* Start Task input *

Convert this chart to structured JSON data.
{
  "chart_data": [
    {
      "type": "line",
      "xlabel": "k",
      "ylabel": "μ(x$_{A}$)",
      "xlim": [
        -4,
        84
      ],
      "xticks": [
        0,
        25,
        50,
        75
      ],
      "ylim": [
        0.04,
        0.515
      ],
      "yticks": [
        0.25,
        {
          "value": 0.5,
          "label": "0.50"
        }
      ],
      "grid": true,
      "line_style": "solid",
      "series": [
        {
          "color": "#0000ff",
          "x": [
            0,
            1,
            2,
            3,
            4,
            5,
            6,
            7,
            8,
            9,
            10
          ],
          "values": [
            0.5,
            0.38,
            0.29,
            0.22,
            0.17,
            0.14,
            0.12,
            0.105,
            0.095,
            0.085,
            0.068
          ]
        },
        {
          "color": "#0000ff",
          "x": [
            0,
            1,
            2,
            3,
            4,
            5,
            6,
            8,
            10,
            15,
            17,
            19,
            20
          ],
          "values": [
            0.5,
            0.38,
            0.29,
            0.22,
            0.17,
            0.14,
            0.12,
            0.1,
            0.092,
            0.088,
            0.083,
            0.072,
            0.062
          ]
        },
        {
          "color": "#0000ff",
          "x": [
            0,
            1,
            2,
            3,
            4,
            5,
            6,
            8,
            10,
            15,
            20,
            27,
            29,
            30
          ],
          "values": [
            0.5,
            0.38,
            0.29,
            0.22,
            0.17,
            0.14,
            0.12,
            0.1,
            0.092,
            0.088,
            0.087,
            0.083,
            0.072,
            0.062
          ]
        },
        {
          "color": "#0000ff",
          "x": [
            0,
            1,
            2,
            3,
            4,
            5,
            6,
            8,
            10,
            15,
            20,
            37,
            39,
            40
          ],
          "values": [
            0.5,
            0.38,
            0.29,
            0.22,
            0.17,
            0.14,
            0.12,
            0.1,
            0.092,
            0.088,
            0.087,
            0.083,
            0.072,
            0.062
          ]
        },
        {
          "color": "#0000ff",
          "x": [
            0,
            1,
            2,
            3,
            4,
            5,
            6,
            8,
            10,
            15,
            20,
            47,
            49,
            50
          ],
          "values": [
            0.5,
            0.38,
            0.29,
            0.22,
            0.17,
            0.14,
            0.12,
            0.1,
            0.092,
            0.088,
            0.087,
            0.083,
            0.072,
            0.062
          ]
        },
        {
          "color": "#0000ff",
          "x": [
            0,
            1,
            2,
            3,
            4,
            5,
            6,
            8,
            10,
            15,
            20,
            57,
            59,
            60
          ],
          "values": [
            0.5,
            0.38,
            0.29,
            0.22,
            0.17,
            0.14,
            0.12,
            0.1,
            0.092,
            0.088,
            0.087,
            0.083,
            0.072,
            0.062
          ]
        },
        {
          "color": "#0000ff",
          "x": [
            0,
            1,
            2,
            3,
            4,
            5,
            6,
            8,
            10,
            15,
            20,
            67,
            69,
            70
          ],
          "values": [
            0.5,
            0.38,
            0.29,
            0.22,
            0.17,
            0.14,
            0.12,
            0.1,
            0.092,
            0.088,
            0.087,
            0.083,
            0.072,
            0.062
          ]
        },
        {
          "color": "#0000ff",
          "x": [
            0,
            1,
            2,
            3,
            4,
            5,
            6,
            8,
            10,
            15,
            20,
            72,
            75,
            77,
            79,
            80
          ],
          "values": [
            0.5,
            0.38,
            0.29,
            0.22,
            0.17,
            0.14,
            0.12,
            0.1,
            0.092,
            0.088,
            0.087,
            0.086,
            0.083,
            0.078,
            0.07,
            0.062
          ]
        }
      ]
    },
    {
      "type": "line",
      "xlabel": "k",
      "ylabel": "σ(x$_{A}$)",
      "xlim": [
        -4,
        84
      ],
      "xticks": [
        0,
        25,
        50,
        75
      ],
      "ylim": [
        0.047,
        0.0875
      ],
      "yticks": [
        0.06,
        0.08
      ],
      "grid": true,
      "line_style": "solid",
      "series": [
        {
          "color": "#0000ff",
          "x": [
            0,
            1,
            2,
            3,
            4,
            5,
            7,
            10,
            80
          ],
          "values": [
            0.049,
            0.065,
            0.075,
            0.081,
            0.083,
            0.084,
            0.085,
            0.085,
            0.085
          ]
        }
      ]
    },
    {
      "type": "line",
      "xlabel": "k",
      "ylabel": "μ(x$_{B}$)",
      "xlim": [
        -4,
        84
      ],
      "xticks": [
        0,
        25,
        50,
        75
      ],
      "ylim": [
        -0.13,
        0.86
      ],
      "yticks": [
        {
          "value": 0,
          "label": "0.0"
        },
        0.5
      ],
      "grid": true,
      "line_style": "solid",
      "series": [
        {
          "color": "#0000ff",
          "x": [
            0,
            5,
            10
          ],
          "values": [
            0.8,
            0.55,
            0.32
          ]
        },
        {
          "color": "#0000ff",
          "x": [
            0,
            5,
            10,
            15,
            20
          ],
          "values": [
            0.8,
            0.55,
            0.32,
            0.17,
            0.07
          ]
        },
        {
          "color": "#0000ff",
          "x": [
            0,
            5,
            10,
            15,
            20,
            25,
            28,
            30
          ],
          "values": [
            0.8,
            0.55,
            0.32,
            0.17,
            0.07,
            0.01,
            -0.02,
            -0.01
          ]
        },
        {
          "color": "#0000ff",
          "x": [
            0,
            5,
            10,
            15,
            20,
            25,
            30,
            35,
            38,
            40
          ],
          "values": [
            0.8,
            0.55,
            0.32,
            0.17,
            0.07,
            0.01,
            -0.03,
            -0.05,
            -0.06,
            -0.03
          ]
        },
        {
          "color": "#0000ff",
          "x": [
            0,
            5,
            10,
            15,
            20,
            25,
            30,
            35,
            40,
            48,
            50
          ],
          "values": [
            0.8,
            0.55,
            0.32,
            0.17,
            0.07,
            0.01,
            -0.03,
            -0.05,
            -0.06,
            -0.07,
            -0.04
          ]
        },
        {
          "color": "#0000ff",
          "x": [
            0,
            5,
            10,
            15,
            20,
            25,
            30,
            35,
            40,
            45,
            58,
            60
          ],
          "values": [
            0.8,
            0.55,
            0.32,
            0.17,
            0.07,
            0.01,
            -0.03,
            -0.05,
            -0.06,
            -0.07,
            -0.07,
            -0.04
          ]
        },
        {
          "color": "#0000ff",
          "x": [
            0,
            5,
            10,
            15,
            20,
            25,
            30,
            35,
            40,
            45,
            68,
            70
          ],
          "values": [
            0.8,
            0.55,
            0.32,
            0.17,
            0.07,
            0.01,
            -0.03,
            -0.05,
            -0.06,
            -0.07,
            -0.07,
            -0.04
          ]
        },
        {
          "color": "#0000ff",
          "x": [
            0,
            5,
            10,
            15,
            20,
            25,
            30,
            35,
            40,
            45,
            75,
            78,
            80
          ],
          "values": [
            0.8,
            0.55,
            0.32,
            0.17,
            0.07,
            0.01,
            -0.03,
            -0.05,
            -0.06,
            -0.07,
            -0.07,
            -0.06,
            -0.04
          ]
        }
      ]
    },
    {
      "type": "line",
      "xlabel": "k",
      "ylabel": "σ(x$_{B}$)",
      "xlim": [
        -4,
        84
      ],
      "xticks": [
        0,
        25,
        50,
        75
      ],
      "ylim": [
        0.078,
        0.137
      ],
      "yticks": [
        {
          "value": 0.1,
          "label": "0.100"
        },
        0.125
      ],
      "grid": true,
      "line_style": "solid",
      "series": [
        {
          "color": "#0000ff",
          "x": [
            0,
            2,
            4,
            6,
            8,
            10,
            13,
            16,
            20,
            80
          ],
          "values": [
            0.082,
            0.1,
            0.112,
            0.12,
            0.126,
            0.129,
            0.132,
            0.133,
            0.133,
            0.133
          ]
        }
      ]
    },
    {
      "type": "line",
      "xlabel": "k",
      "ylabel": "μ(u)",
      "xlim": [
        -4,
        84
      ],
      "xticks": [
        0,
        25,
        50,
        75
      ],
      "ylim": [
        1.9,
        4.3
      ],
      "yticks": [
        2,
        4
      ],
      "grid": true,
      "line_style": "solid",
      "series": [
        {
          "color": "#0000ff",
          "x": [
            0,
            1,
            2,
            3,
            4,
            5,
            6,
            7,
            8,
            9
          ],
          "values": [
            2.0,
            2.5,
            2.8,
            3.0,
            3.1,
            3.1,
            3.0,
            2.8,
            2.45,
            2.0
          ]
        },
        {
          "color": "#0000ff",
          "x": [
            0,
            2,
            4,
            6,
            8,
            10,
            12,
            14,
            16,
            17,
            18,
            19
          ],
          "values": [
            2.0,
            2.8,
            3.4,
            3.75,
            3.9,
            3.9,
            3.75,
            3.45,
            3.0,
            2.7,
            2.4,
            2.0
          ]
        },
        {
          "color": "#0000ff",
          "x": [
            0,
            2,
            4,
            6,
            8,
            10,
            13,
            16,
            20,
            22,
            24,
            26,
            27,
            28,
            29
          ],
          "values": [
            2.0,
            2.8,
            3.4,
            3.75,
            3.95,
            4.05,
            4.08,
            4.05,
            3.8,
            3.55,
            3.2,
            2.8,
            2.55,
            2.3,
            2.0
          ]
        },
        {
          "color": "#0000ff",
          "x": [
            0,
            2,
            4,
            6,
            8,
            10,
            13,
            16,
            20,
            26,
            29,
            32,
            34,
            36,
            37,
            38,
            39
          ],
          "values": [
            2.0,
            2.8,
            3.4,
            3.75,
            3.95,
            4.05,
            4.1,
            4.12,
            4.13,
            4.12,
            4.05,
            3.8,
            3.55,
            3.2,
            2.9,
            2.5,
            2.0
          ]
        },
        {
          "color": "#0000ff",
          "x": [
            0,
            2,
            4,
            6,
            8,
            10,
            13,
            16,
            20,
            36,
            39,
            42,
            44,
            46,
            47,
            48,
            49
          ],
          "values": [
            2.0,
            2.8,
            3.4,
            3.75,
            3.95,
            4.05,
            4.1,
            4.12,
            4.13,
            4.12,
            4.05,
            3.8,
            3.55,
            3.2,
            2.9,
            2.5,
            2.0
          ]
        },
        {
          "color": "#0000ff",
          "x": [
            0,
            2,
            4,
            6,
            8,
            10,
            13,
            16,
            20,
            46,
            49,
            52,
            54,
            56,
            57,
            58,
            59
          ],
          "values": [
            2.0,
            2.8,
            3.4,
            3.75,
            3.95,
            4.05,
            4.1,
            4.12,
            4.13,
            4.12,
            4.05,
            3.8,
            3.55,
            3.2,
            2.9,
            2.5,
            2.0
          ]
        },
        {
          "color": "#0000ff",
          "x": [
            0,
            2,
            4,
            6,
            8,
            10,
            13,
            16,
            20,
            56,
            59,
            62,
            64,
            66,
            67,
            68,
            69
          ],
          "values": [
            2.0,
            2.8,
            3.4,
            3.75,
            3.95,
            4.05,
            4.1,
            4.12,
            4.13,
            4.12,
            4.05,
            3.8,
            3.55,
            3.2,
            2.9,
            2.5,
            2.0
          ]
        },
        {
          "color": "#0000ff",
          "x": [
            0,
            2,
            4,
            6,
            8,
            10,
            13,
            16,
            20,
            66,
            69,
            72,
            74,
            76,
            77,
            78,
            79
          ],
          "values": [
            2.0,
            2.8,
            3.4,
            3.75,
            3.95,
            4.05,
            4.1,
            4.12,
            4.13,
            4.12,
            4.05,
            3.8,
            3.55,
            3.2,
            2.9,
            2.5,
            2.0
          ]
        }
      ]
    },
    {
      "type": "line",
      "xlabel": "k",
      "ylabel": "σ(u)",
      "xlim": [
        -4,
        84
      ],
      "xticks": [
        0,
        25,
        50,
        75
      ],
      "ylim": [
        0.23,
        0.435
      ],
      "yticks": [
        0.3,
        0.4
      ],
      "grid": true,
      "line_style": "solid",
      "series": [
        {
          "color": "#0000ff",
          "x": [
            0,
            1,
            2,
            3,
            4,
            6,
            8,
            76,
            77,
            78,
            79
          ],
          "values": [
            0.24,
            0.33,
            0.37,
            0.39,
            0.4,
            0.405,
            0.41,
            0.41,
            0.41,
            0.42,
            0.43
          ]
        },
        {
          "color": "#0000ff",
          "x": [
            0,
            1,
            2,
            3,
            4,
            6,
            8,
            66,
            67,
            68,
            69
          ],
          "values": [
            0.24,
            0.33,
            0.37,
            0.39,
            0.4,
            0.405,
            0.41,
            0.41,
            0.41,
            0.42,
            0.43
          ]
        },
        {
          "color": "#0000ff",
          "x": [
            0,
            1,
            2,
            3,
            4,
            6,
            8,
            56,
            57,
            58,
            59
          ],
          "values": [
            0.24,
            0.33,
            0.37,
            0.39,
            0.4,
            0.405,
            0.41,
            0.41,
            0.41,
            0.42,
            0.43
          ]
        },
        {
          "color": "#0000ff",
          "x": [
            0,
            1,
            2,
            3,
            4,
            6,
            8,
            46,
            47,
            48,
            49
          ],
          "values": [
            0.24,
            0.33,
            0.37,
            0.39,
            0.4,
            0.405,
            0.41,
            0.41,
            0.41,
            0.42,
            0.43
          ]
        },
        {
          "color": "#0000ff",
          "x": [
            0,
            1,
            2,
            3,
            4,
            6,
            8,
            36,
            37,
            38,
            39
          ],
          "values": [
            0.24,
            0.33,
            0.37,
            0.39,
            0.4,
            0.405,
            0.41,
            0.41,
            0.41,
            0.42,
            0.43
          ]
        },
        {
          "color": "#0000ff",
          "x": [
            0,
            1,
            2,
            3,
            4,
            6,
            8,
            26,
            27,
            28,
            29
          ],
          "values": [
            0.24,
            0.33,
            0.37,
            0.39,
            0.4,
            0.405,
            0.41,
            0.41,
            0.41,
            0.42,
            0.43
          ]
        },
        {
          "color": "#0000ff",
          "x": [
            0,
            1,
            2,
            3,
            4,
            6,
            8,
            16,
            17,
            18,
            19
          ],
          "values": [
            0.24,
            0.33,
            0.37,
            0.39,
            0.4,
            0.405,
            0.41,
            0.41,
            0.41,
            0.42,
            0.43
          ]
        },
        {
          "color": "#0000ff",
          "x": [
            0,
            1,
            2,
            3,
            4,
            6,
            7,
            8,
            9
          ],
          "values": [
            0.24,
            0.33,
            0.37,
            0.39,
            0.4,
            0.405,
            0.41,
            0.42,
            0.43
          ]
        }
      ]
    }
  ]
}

* End Task input *

Copy the lines from the entries above in which the word "ylabel" appears.

      "ylabel": "μ(x$_{A}$)",
      "ylabel": "σ(x$_{A}$)",
      "ylabel": "μ(x$_{B}$)",
      "ylabel": "σ(x$_{B}$)",
      "ylabel": "μ(u)",
      "ylabel": "σ(u)",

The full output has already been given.